begin Records for the exercise

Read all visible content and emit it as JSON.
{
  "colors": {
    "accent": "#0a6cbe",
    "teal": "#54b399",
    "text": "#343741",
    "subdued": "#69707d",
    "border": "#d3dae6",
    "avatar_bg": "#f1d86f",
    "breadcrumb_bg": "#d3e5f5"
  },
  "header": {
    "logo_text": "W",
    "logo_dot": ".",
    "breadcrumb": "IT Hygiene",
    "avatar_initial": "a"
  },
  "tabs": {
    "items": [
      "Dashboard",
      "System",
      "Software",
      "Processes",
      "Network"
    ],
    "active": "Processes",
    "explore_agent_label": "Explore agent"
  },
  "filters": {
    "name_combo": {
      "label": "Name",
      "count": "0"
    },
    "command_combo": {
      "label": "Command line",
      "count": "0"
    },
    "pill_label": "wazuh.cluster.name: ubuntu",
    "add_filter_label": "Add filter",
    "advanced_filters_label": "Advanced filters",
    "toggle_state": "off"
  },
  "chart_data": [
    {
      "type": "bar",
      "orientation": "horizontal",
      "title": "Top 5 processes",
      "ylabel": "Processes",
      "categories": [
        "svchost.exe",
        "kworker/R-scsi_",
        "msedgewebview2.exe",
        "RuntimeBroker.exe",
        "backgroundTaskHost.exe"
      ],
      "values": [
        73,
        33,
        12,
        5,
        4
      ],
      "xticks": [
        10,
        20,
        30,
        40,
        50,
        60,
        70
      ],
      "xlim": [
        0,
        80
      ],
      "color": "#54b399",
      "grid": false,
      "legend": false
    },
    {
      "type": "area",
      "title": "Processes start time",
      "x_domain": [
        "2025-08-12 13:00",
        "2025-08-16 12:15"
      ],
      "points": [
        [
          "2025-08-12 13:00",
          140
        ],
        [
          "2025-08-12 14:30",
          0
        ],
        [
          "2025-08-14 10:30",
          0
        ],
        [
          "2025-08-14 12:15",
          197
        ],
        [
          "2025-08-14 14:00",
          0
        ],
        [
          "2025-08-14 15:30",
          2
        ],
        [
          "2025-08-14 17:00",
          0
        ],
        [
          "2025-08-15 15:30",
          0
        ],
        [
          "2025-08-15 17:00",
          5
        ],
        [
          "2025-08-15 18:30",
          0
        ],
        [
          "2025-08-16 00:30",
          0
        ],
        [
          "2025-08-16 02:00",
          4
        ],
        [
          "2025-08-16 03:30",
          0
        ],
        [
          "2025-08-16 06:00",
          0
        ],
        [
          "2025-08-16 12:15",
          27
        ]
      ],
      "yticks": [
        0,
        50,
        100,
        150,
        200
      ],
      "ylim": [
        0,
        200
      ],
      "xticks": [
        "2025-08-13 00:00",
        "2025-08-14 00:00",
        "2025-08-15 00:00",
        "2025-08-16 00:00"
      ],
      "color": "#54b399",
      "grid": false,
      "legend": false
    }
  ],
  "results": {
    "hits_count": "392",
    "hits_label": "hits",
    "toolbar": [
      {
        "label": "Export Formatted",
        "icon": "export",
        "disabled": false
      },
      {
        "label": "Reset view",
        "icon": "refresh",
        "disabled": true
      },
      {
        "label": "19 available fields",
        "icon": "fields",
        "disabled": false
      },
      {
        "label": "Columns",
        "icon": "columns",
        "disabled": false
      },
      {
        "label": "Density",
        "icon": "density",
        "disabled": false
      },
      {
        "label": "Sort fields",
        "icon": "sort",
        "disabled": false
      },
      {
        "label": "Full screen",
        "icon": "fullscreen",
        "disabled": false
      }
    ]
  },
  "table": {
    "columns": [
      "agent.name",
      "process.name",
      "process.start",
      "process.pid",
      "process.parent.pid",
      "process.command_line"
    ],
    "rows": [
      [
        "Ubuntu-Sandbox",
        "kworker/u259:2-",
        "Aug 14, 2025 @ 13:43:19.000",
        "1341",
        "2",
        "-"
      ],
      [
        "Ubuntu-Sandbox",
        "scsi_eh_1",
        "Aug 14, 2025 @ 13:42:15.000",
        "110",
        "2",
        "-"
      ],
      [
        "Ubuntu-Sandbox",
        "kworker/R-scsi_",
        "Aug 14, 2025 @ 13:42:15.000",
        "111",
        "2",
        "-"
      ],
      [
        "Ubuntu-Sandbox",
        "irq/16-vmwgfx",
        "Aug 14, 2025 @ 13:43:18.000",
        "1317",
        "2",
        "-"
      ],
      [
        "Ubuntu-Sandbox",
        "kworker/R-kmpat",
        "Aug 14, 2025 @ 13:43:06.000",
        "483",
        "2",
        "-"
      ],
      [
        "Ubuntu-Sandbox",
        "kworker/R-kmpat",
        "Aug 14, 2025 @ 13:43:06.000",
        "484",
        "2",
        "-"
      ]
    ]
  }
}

end Records for the exercise

Would you copy out each line exactly as written?

Solution for this task |
Read all visible content and emit it as JSON.
{
  "colors": {
    "accent": "#0a6cbe",
    "teal": "#54b399",
    "text": "#343741",
    "subdued": "#69707d",
    "border": "#d3dae6",
    "avatar_bg": "#f1d86f",
    "breadcrumb_bg": "#d3e5f5"
  },
  "header": {
    "logo_text": "W",
    "logo_dot": ".",
    "breadcrumb": "IT Hygiene",
    "avatar_initial": "a"
  },
  "tabs": {
    "items": [
      "Dashboard",
      "System",
      "Software",
      "Processes",
      "Network"
    ],
    "active": "Processes",
    "explore_agent_label": "Explore agent"
  },
  "filters": {
    "name_combo": {
      "label": "Name",
      "count": "0"
    },
    "command_combo": {
      "label": "Command line",
      "count": "0"
    },
    "pill_label": "wazuh.cluster.name: ubuntu",
    "add_filter_label": "Add filter",
    "advanced_filters_label": "Advanced filters",
    "toggle_state": "off"
  },
  "chart_data": [
    {
      "type": "bar",
      "orientation": "horizontal",
      "title": "Top 5 processes",
      "ylabel": "Processes",
      "categories": [
        "svchost.exe",
        "kworker/R-scsi_",
        "msedgewebview2.exe",
        "RuntimeBroker.exe",
        "backgroundTaskHost.exe"
      ],
      "values": [
        73,
        33,
        12,
        5,
        4
      ],
      "xticks": [
        10,
        20,
        30,
        40,
        50,
        60,
        70
      ],
      "xlim": [
        0,
        80
      ],
      "color": "#54b399",
      "grid": false,
      "legend": false
    },
    {
      "type": "area",
      "title": "Processes start time",
      "x_domain": [
        "2025-08-12 13:00",
        "2025-08-16 12:15"
      ],
      "points": [
        [
          "2025-08-12 13:00",
          140
        ],
        [
          "2025-08-12 14:30",
          0
        ],
        [
          "2025-08-14 10:30",
          0
        ],
        [
          "2025-08-14 12:15",
          197
        ],
        [
          "2025-08-14 14:00",
          0
        ],
        [
          "2025-08-14 15:30",
          2
        ],
        [
          "2025-08-14 17:00",
          0
        ],
        [
          "2025-08-15 15:30",
          0
        ],
        [
          "2025-08-15 17:00",
          5
        ],
        [
          "2025-08-15 18:30",
          0
        ],
        [
          "2025-08-16 00:30",
          0
        ],
        [
          "2025-08-16 02:00",
          4
        ],
        [
          "2025-08-16 03:30",
          0
        ],
        [
          "2025-08-16 06:00",
          0
        ],
        [
          "2025-08-16 12:15",
          27
        ]
      ],
      "yticks": [
        0,
        50,
        100,
        150,
        200
      ],
      "ylim": [
        0,
        200
      ],
      "xticks": [
        "2025-08-13 00:00",
        "2025-08-14 00:00",
        "2025-08-15 00:00",
        "2025-08-16 00:00"
      ],
      "color": "#54b399",
      "grid": false,
      "legend": false
    }
  ],
  "results": {
    "hits_count": "392",
    "hits_label": "hits",
    "toolbar": [
      {
        "label": "Export Formatted",
        "icon": "export",
        "disabled": false
      },
      {
        "label": "Reset view",
        "icon": "refresh",
        "disabled": true
      },
      {
        "label": "19 available fields",
        "icon": "fields",
        "disabled": false
      },
      {
        "label": "Columns",
        "icon": "columns",
        "disabled": false
      },
      {
        "label": "Density",
        "icon": "density",
        "disabled": false
      },
      {
        "label": "Sort fields",
        "icon": "sort",
        "disabled": false
      },
      {
        "label": "Full screen",
        "icon": "fullscreen",
        "disabled": false
      }
    ]
  },
  "table": {
    "columns": [
      "agent.name",
      "process.name",
      "process.start",
      "process.pid",
      "process.parent.pid",
      "process.command_line"
    ],
    "rows": [
      [
        "Ubuntu-Sandbox",
        "kworker/u259:2-",
        "Aug 14, 2025 @ 13:43:19.000",
        "1341",
        "2",
        "-"
      ],
      [
        "Ubuntu-Sandbox",
        "scsi_eh_1",
        "Aug 14, 2025 @ 13:42:15.000",
        "110",
        "2",
        "-"
      ],
      [
        "Ubuntu-Sandbox",
        "kworker/R-scsi_",
        "Aug 14, 2025 @ 13:42:15.000",
        "111",
        "2",
        "-"
      ],
      [
        "Ubuntu-Sandbox",
        "irq/16-vmwgfx",
        "Aug 14, 2025 @ 13:43:18.000",
        "1317",
        "2",
        "-"
      ],
      [
        "Ubuntu-Sandbox",
        "kworker/R-kmpat",
        "Aug 14, 2025 @ 13:43:06.000",
        "483",
        "2",
        "-"
      ],
      [
        "Ubuntu-Sandbox",
        "kworker/R-kmpat",
        "Aug 14, 2025 @ 13:43:06.000",
        "484",
        "2",
        "-"
      ]
    ]
  }
}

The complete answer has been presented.